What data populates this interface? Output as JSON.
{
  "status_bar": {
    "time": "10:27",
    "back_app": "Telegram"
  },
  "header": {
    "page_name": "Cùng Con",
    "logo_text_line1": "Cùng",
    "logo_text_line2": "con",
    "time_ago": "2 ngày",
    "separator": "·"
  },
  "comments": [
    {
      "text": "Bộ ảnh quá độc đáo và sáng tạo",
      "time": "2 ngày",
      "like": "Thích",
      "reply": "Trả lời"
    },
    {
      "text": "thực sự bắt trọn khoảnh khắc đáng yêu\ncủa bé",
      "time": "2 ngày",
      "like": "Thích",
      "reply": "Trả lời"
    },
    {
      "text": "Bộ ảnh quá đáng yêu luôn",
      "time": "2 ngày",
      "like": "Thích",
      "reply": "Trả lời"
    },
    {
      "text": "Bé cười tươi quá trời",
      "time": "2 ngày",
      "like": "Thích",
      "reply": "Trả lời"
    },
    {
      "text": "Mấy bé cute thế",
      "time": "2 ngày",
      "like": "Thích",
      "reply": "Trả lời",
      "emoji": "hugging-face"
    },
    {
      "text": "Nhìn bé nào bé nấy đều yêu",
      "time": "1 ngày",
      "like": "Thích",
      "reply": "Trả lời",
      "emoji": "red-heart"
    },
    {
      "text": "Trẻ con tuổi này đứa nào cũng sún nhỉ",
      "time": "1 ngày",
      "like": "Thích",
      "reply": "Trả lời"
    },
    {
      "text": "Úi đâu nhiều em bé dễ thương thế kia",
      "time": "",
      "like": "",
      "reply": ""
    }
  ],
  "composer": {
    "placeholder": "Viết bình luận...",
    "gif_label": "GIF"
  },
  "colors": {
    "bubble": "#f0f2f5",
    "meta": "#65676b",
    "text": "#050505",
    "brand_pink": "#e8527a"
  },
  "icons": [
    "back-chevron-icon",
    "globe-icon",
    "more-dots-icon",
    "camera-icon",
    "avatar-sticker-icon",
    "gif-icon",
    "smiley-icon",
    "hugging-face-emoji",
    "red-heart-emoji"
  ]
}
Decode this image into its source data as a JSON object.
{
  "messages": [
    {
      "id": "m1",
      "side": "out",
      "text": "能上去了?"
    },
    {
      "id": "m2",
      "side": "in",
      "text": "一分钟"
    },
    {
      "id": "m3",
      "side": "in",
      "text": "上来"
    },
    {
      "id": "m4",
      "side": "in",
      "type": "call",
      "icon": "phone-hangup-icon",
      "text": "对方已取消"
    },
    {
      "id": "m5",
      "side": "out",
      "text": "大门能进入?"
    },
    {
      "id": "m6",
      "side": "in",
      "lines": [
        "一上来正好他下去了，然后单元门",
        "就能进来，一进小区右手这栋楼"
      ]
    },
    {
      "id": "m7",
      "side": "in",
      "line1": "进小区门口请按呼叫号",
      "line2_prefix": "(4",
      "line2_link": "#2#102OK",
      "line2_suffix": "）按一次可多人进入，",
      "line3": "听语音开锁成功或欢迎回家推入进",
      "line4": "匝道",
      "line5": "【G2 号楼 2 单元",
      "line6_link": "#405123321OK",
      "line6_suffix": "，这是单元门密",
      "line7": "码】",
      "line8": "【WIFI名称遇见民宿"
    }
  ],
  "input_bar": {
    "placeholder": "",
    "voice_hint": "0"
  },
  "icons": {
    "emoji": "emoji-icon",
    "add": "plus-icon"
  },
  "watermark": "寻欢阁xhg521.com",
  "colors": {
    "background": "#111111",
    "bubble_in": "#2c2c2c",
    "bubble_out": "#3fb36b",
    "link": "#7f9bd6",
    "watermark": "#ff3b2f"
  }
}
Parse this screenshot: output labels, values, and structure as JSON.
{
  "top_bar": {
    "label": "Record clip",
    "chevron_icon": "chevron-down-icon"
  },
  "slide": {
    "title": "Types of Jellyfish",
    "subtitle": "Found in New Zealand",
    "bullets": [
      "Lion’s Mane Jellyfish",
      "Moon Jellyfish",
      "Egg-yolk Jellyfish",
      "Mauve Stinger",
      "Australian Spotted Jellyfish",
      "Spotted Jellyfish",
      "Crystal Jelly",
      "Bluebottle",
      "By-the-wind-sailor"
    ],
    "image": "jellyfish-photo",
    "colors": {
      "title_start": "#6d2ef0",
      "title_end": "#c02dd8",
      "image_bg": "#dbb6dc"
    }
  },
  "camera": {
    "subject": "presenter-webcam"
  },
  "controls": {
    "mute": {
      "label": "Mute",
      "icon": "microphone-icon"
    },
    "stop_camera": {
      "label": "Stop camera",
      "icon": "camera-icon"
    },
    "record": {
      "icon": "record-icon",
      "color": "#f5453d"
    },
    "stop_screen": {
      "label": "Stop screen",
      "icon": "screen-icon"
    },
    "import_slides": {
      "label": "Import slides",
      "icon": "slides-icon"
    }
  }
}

_Stated goal_
Reproduce each entry word for word.

_Correct result_
What data populates this interface? Output as JSON.
{
  "status_bar": {
    "time": "10:27",
    "back_app": "Telegram"
  },
  "header": {
    "page_name": "Cùng Con",
    "logo_text_line1": "Cùng",
    "logo_text_line2": "con",
    "time_ago": "2 ngày",
    "separator": "·"
  },
  "comments": [
    {
      "text": "Bộ ảnh quá độc đáo và sáng tạo",
      "time": "2 ngày",
      "like": "Thích",
      "reply": "Trả lời"
    },
    {
      "text": "thực sự bắt trọn khoảnh khắc đáng yêu\ncủa bé",
      "time": "2 ngày",
      "like": "Thích",
      "reply": "Trả lời"
    },
    {
      "text": "Bộ ảnh quá đáng yêu luôn",
      "time": "2 ngày",
      "like": "Thích",
      "reply": "Trả lời"
    },
    {
      "text": "Bé cười tươi quá trời",
      "time": "2 ngày",
      "like": "Thích",
      "reply": "Trả lời"
    },
    {
      "text": "Mấy bé cute thế",
      "time": "2 ngày",
      "like": "Thích",
      "reply": "Trả lời",
      "emoji": "hugging-face"
    },
    {
      "text": "Nhìn bé nào bé nấy đều yêu",
      "time": "1 ngày",
      "like": "Thích",
      "reply": "Trả lời",
      "emoji": "red-heart"
    },
    {
      "text": "Trẻ con tuổi này đứa nào cũng sún nhỉ",
      "time": "1 ngày",
      "like": "Thích",
      "reply": "Trả lời"
    },
    {
      "text": "Úi đâu nhiều em bé dễ thương thế kia",
      "time": "",
      "like": "",
      "reply": ""
    }
  ],
  "composer": {
    "placeholder": "Viết bình luận...",
    "gif_label": "GIF"
  },
  "colors": {
    "bubble": "#f0f2f5",
    "meta": "#65676b",
    "text": "#050505",
    "brand_pink": "#e8527a"
  },
  "icons": [
    "back-chevron-icon",
    "globe-icon",
    "more-dots-icon",
    "camera-icon",
    "avatar-sticker-icon",
    "gif-icon",
    "smiley-icon",
    "hugging-face-emoji",
    "red-heart-emoji"
  ]
}
Decode this image into its source data as a JSON object.
{
  "messages": [
    {
      "id": "m1",
      "side": "out",
      "text": "能上去了?"
    },
    {
      "id": "m2",
      "side": "in",
      "text": "一分钟"
    },
    {
      "id": "m3",
      "side": "in",
      "text": "上来"
    },
    {
      "id": "m4",
      "side": "in",
      "type": "call",
      "icon": "phone-hangup-icon",
      "text": "对方已取消"
    },
    {
      "id": "m5",
      "side": "out",
      "text": "大门能进入?"
    },
    {
      "id": "m6",
      "side": "in",
      "lines": [
        "一上来正好他下去了，然后单元门",
        "就能进来，一进小区右手这栋楼"
      ]
    },
    {
      "id": "m7",
      "side": "in",
      "line1": "进小区门口请按呼叫号",
      "line2_prefix": "(4",
      "line2_link": "#2#102OK",
      "line2_suffix": "）按一次可多人进入，",
      "line3": "听语音开锁成功或欢迎回家推入进",
      "line4": "匝道",
      "line5": "【G2 号楼 2 单元",
      "line6_link": "#405123321OK",
      "line6_suffix": "，这是单元门密",
      "line7": "码】",
      "line8": "【WIFI名称遇见民宿"
    }
  ],
  "input_bar": {
    "placeholder": "",
    "voice_hint": "0"
  },
  "icons": {
    "emoji": "emoji-icon",
    "add": "plus-icon"
  },
  "watermark": "寻欢阁xhg521.com",
  "colors": {
    "background": "#111111",
    "bubble_in": "#2c2c2c",
    "bubble_out": "#3fb36b",
    "link": "#7f9bd6",
    "watermark": "#ff3b2f"
  }
}
Parse this screenshot: output labels, values, and structure as JSON.
{
  "top_bar": {
    "label": "Record clip",
    "chevron_icon": "chevron-down-icon"
  },
  "slide": {
    "title": "Types of Jellyfish",
    "subtitle": "Found in New Zealand",
    "bullets": [
      "Lion’s Mane Jellyfish",
      "Moon Jellyfish",
      "Egg-yolk Jellyfish",
      "Mauve Stinger",
      "Australian Spotted Jellyfish",
      "Spotted Jellyfish",
      "Crystal Jelly",
      "Bluebottle",
      "By-the-wind-sailor"
    ],
    "image": "jellyfish-photo",
    "colors": {
      "title_start": "#6d2ef0",
      "title_end": "#c02dd8",
      "image_bg": "#dbb6dc"
    }
  },
  "camera": {
    "subject": "presenter-webcam"
  },
  "controls": {
    "mute": {
      "label": "Mute",
      "icon": "microphone-icon"
    },
    "stop_camera": {
      "label": "Stop camera",
      "icon": "camera-icon"
    },
    "record": {
      "icon": "record-icon",
      "color": "#f5453d"
    },
    "stop_screen": {
      "label": "Stop screen",
      "icon": "screen-icon"
    },
    "import_slides": {
      "label": "Import slides",
      "icon": "slides-icon"
    }
  }
}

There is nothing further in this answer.